Verilen metin
<<<<
Dernek Başkanımız, uğradığı hakaret ve tehditler nedeniyle şikayetçi olmak için gittiği Güzelbahçe Emniyet Müdürlüğü'nde ifade verirken, Folkart Sahibi Mesut Sancak kendisini tekrar aramış, hakaret ve tehditlerini savururken Dernek Başkanımız, telefonunun hoperlorunu açmış, polislere de olayı dinletirken bu saldırıyı kaydetmiştir.  Mesut Sancak "Konuşmaları kaydettiğini biliyorum" ifadesiyle, ağır küfür ve tehditlerini savurmayı bilerek ve isteyerek, korkusuzca, çekinmeden sürdürmüştür.
Dernek Başkanımızın "Ben sadece Allah'a güveniyorum" sözlerine dini değerlerimize de sinkaflı ifadeler sarf ederek  cevap vermiş olması , OHAL'i öne sürerek Dernek Başkanımızı hapislere attıracağını beyan  etmesi karşısında yargının nasıl işleyeceğini merakla beklemekteyiz. 
Mesut Sancak yaptığı işler hakkında kendisini eleştiren Dernek Başkanımız ve araştırmacı gazeteci Nivent Kurtuluş'u şantajcılıkla suçladı ve "Dilini koparmakla" tehdit edip, ağır hakaretler sıraladı.
>>>>
Yönergeler
• 1. Verilen metinde "Dernek Başkanımız, uğradığı" ifadesinden "korkusuzca, çekinmeden sürdürmüştür." ifadesine kadar olan bölümü olduğu gibi alıntılayın.
• 2. Aşağıdaki listede "step-number: 6. [68, 591, 81, 606]" ifadesini içeren satırdan "procedure-step-line: tretch out" ifadesini içeren satıra kadar olan satırları, her satır için bir dize olacak şekilde bir JSON listesine dönüştürün. Yalnızca bu satırları alın, boş satırları dahil etmeyin.

Girdi verileri
<<<<
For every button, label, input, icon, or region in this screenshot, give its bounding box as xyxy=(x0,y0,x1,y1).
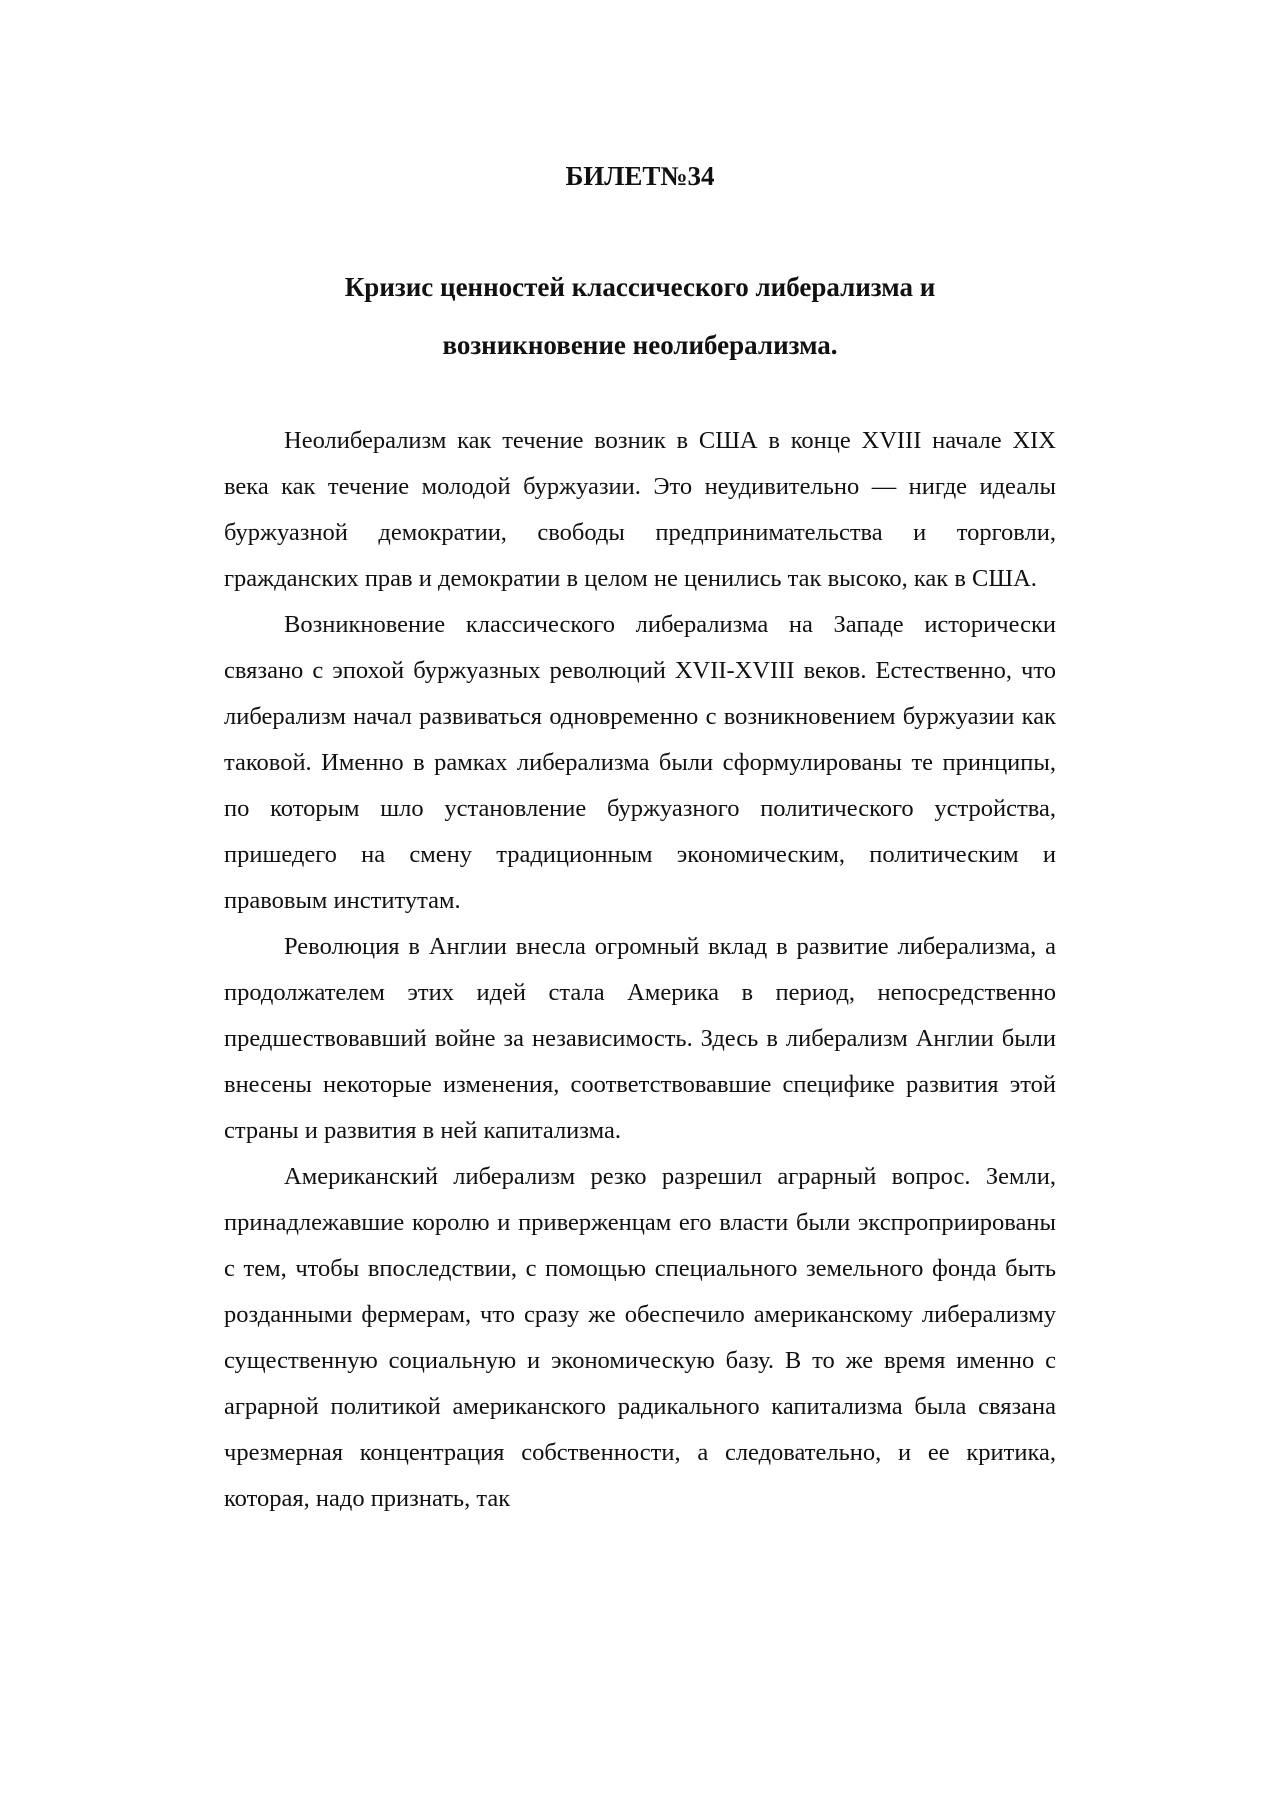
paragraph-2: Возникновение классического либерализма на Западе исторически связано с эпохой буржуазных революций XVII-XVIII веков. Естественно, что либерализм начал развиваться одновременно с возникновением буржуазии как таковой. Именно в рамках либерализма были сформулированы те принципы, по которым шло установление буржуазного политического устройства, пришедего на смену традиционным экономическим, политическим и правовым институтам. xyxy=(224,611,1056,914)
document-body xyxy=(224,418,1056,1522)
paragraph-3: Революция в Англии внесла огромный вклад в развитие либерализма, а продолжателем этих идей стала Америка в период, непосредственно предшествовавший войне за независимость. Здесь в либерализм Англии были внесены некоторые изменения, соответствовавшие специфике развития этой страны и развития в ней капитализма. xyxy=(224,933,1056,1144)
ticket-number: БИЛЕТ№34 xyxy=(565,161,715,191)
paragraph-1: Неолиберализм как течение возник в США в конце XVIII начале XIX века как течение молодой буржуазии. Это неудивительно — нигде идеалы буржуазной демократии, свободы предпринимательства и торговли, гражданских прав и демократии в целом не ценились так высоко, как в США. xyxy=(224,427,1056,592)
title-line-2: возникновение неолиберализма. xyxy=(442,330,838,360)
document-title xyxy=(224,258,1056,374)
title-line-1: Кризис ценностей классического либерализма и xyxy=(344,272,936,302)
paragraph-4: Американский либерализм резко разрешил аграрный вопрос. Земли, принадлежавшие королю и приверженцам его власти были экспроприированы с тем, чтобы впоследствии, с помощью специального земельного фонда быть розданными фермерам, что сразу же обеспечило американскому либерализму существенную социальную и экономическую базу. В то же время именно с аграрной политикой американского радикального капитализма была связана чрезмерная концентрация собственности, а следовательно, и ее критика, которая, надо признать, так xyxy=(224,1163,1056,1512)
>>>>
<<<<
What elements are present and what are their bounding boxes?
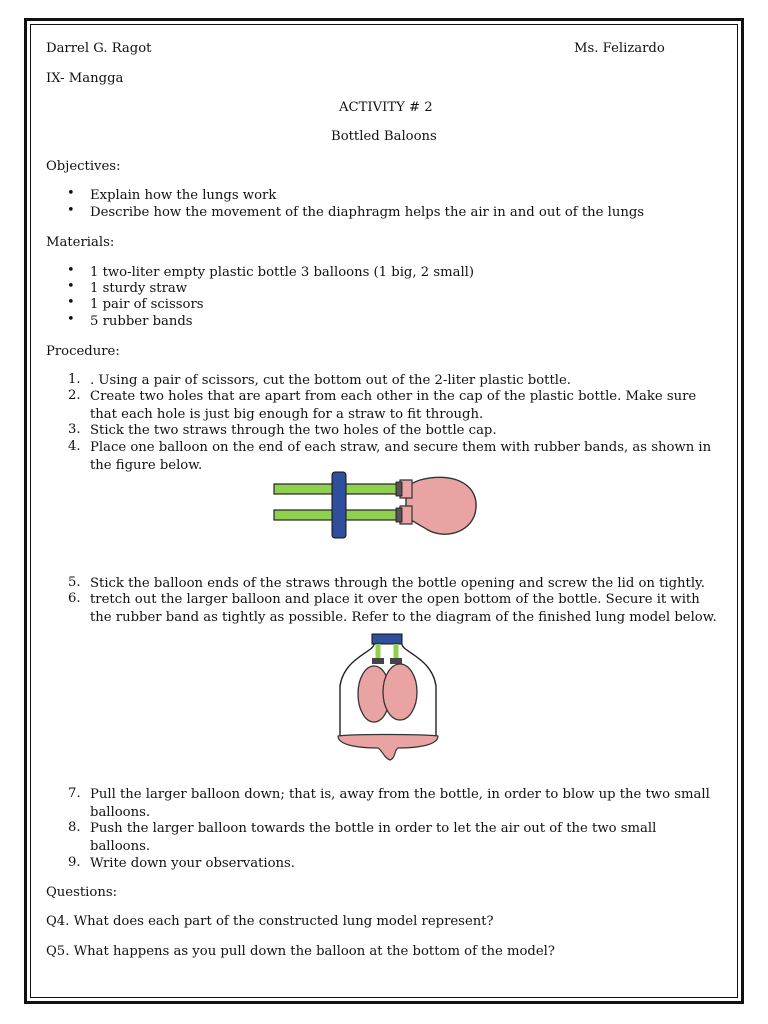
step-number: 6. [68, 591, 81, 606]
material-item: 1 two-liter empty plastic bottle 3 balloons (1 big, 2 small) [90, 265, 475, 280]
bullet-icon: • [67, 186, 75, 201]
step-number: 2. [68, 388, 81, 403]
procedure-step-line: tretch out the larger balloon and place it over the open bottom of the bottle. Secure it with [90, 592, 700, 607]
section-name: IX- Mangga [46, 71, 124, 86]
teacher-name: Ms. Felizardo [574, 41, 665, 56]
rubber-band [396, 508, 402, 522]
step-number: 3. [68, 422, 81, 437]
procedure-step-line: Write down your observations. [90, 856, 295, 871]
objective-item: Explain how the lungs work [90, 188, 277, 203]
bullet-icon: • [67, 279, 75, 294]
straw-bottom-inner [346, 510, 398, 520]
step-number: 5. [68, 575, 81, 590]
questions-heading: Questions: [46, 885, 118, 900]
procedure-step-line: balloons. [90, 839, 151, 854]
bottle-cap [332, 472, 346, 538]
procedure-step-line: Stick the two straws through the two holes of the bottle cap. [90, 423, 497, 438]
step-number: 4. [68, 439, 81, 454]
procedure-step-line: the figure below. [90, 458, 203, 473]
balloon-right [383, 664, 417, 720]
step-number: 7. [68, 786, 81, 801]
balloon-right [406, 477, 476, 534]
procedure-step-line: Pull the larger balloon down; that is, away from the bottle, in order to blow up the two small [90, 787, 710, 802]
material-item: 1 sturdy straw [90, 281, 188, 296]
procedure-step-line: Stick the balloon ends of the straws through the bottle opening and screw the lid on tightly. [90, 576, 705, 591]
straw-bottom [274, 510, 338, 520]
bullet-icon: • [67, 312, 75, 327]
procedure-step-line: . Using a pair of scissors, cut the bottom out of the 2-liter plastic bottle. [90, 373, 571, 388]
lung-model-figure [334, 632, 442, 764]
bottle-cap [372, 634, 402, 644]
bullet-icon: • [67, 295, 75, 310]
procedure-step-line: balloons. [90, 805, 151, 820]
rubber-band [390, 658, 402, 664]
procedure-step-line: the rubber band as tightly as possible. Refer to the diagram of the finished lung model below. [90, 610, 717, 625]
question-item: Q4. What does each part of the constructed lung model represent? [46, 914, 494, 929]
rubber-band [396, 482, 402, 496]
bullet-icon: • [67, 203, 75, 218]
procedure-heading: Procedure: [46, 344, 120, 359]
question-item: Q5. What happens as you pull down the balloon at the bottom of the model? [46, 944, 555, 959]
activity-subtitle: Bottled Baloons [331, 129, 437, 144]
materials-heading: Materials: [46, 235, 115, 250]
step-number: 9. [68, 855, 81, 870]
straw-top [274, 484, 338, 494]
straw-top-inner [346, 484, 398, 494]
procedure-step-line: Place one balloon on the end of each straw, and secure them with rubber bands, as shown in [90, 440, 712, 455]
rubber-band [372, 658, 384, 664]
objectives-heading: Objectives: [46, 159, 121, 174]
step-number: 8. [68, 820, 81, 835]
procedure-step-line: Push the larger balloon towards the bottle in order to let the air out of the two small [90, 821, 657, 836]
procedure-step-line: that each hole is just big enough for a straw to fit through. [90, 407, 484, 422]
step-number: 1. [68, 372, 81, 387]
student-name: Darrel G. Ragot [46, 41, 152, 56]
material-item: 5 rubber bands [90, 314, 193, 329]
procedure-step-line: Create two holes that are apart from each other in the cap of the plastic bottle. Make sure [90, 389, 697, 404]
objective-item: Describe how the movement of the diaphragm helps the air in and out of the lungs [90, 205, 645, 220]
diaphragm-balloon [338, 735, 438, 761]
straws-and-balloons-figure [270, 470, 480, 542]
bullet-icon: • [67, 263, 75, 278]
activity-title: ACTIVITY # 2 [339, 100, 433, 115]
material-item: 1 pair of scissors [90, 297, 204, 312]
>>>>
<<<<
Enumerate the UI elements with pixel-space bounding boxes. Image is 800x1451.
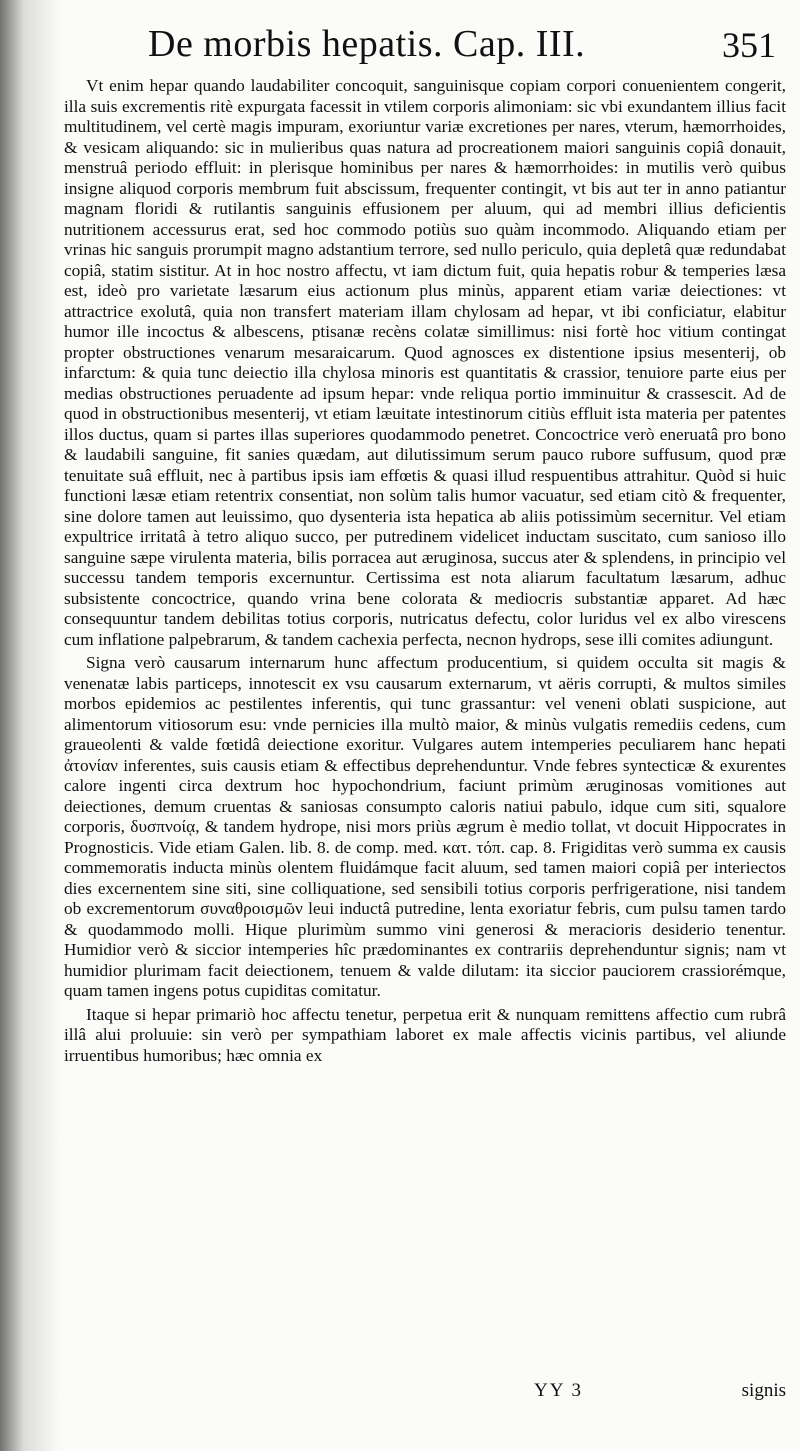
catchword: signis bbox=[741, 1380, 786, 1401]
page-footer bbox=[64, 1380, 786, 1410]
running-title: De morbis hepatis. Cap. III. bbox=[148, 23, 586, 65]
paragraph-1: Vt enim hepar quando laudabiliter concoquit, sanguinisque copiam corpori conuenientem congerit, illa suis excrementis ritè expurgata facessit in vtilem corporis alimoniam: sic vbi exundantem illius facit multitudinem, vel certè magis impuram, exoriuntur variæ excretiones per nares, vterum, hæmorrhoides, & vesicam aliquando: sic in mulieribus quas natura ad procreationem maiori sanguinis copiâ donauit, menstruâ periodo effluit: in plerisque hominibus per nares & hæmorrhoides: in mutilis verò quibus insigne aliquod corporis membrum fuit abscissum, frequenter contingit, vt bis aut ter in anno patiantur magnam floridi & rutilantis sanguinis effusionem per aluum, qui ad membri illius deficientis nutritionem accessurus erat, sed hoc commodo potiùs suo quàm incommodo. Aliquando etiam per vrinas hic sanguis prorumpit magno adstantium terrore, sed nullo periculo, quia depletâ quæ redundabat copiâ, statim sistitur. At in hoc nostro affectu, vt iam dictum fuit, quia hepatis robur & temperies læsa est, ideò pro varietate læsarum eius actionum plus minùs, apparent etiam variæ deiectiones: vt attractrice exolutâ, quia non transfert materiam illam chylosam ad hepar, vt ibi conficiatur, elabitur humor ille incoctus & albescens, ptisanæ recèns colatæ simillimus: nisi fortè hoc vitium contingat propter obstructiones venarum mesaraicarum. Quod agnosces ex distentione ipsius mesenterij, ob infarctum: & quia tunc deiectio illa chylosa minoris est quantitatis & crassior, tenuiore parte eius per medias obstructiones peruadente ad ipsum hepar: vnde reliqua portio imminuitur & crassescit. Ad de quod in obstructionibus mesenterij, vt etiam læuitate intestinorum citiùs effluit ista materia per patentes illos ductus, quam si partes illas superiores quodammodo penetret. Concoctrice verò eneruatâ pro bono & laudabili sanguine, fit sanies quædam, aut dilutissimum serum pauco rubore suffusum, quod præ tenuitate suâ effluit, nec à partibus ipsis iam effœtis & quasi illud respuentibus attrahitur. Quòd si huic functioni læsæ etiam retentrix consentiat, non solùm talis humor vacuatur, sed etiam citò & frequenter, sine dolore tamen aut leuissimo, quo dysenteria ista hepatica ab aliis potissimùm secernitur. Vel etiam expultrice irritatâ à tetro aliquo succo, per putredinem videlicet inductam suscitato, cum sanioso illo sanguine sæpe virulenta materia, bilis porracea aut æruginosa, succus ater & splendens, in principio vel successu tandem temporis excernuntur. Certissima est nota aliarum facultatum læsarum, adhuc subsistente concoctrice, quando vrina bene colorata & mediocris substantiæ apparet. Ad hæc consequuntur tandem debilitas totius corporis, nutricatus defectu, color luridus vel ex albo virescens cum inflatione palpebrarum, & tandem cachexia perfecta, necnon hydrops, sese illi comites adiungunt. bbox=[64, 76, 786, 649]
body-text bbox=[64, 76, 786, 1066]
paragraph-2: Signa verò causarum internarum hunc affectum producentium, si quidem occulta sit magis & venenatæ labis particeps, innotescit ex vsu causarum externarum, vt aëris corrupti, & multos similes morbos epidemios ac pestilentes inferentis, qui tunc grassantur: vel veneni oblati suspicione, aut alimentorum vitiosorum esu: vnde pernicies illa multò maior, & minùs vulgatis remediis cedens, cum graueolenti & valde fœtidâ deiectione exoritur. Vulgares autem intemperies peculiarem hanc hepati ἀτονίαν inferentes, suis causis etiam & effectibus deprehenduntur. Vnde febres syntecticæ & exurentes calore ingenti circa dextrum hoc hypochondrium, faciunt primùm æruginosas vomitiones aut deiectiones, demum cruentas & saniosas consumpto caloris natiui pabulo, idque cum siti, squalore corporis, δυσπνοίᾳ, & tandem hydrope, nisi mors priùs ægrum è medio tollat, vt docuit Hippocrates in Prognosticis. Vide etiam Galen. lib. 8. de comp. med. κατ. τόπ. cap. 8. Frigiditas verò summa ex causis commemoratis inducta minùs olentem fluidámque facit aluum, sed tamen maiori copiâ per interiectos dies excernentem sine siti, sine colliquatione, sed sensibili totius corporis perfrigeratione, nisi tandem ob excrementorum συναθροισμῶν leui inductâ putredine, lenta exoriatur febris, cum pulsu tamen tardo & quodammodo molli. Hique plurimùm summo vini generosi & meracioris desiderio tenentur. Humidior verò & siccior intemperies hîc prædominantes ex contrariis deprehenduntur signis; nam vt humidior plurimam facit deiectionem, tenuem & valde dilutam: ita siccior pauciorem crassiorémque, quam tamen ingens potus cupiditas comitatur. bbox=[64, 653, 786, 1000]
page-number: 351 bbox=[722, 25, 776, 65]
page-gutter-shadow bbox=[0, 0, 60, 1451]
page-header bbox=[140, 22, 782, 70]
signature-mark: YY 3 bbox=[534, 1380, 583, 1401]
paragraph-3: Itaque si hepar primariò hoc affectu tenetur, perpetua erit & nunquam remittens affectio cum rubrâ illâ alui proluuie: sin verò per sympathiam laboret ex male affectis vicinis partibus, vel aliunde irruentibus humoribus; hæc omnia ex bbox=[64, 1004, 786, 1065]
>>>>
Görevlere göre yanıtlar
• 1.
Dernek Başkanımız, uğradığı hakaret ve tehditler nedeniyle şikayetçi olmak için gittiği Güzelbahçe Emniyet Müdürlüğü'nde ifade verirken, Folkart Sahibi Mesut Sancak kendisini tekrar aramış, hakaret ve tehditlerini savururken Dernek Başkanımız, telefonunun hoperlorunu açmış, polislere de olayı dinletirken bu saldırıyı kaydetmiştir.  Mesut Sancak "Konuşmaları kaydettiğini biliyorum" ifadesiyle, ağır küfür ve tehditlerini savurmayı bilerek ve isteyerek, korkusuzca, çekinmeden sürdürmüştür.

• 2.
[
  "step-number: 6. [68, 591, 81, 606]",
  "material-item: 1 two-liter empty plastic bottle 3 balloons (1 big, 2 small) [90, 265, 475, 280]",
  "bullet-icon: • [67, 186, 75, 201]",
  "step-number: 2. [68, 388, 81, 403]",
  "procedure-step-line: tretch out the larger balloon and place it over the open bottom of the bottle. Secure it with [90, 592, 700, 607]"
]